| TASK INSTRUCTIONS |
Do not copy the pictures; transcribe all other material exactly.

= = = = =

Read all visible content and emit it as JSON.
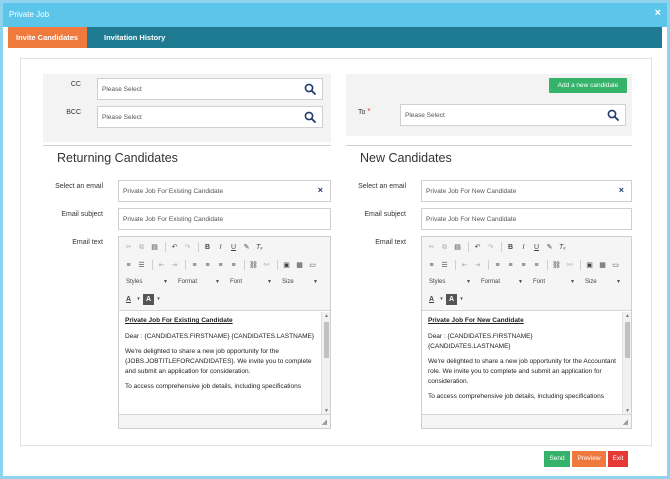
{
  "window": {
    "title": "Private Job",
    "close_glyph": "×"
  },
  "tabs": [
    {
      "label": "Invite Candidates",
      "active": true
    },
    {
      "label": "Invitation History",
      "active": false
    }
  ],
  "recipients": {
    "cc_label": "CC",
    "cc_value": "Please Select",
    "bcc_label": "BCC",
    "bcc_value": "Please Select",
    "to_label": "To",
    "to_required": "*",
    "to_value": "Please Select",
    "add_candidate_label": "Add a new candidate"
  },
  "returning": {
    "title": "Returning Candidates",
    "select_email_label": "Select an email",
    "select_email_value": "Private Job For Existing Candidate",
    "subject_label": "Email subject",
    "subject_value": "Private Job For Existing Candidate",
    "text_label": "Email text",
    "body": {
      "heading": "Private Job For Existing Candidate",
      "greeting": "Dear : {CANDIDATES.FIRSTNAME} {CANDIDATES.LASTNAME}",
      "para1": "We're delighted to share a new job opportunity for the {JOBS.JOBTITLEFORCANDIDATES}. We invite you to complete and submit an application for consideration.",
      "para2": "To access comprehensive job details, including specifications"
    }
  },
  "new_candidates": {
    "title": "New Candidates",
    "select_email_label": "Select an email",
    "select_email_value": "Private Job For New Candidate",
    "subject_label": "Email subject",
    "subject_value": "Private Job For New Candidate",
    "text_label": "Email text",
    "body": {
      "heading": "Private Job For New Candidate",
      "greeting": "Dear : {CANDIDATES.FIRSTNAME} {CANDIDATES.LASTNAME}",
      "para1": "We're delighted to share a new job opportunity for the Accountant role. We invite you to complete and submit an application for consideration.",
      "para2": "To access comprehensive job details, including specifications"
    }
  },
  "toolbar": {
    "styles": "Styles",
    "format": "Format",
    "font": "Font",
    "size": "Size",
    "bold": "B",
    "italic": "I",
    "underline": "U",
    "font_color": "A",
    "bg_color": "A"
  },
  "footer": {
    "send": "Send",
    "preview": "Preview",
    "exit": "Exit"
  },
  "colors": {
    "title_bar": "#5cc6ea",
    "tab_bar": "#1e7b92",
    "active_tab": "#f07a3d",
    "send": "#35b36b",
    "preview": "#f07a3d",
    "exit": "#e53935"
  }
}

= = = = =

| RESULT OF THIS EXERCISE |
Read all visible content and emit it as JSON.
{
  "window": {
    "title": "Private Job",
    "close_glyph": "×"
  },
  "tabs": [
    {
      "label": "Invite Candidates",
      "active": true
    },
    {
      "label": "Invitation History",
      "active": false
    }
  ],
  "recipients": {
    "cc_label": "CC",
    "cc_value": "Please Select",
    "bcc_label": "BCC",
    "bcc_value": "Please Select",
    "to_label": "To",
    "to_required": "*",
    "to_value": "Please Select",
    "add_candidate_label": "Add a new candidate"
  },
  "returning": {
    "title": "Returning Candidates",
    "select_email_label": "Select an email",
    "select_email_value": "Private Job For Existing Candidate",
    "subject_label": "Email subject",
    "subject_value": "Private Job For Existing Candidate",
    "text_label": "Email text",
    "body": {
      "heading": "Private Job For Existing Candidate",
      "greeting": "Dear : {CANDIDATES.FIRSTNAME} {CANDIDATES.LASTNAME}",
      "para1": "We're delighted to share a new job opportunity for the {JOBS.JOBTITLEFORCANDIDATES}. We invite you to complete and submit an application for consideration.",
      "para2": "To access comprehensive job details, including specifications"
    }
  },
  "new_candidates": {
    "title": "New Candidates",
    "select_email_label": "Select an email",
    "select_email_value": "Private Job For New Candidate",
    "subject_label": "Email subject",
    "subject_value": "Private Job For New Candidate",
    "text_label": "Email text",
    "body": {
      "heading": "Private Job For New Candidate",
      "greeting": "Dear : {CANDIDATES.FIRSTNAME} {CANDIDATES.LASTNAME}",
      "para1": "We're delighted to share a new job opportunity for the Accountant role. We invite you to complete and submit an application for consideration.",
      "para2": "To access comprehensive job details, including specifications"
    }
  },
  "toolbar": {
    "styles": "Styles",
    "format": "Format",
    "font": "Font",
    "size": "Size",
    "bold": "B",
    "italic": "I",
    "underline": "U",
    "font_color": "A",
    "bg_color": "A"
  },
  "footer": {
    "send": "Send",
    "preview": "Preview",
    "exit": "Exit"
  },
  "colors": {
    "title_bar": "#5cc6ea",
    "tab_bar": "#1e7b92",
    "active_tab": "#f07a3d",
    "send": "#35b36b",
    "preview": "#f07a3d",
    "exit": "#e53935"
  }
}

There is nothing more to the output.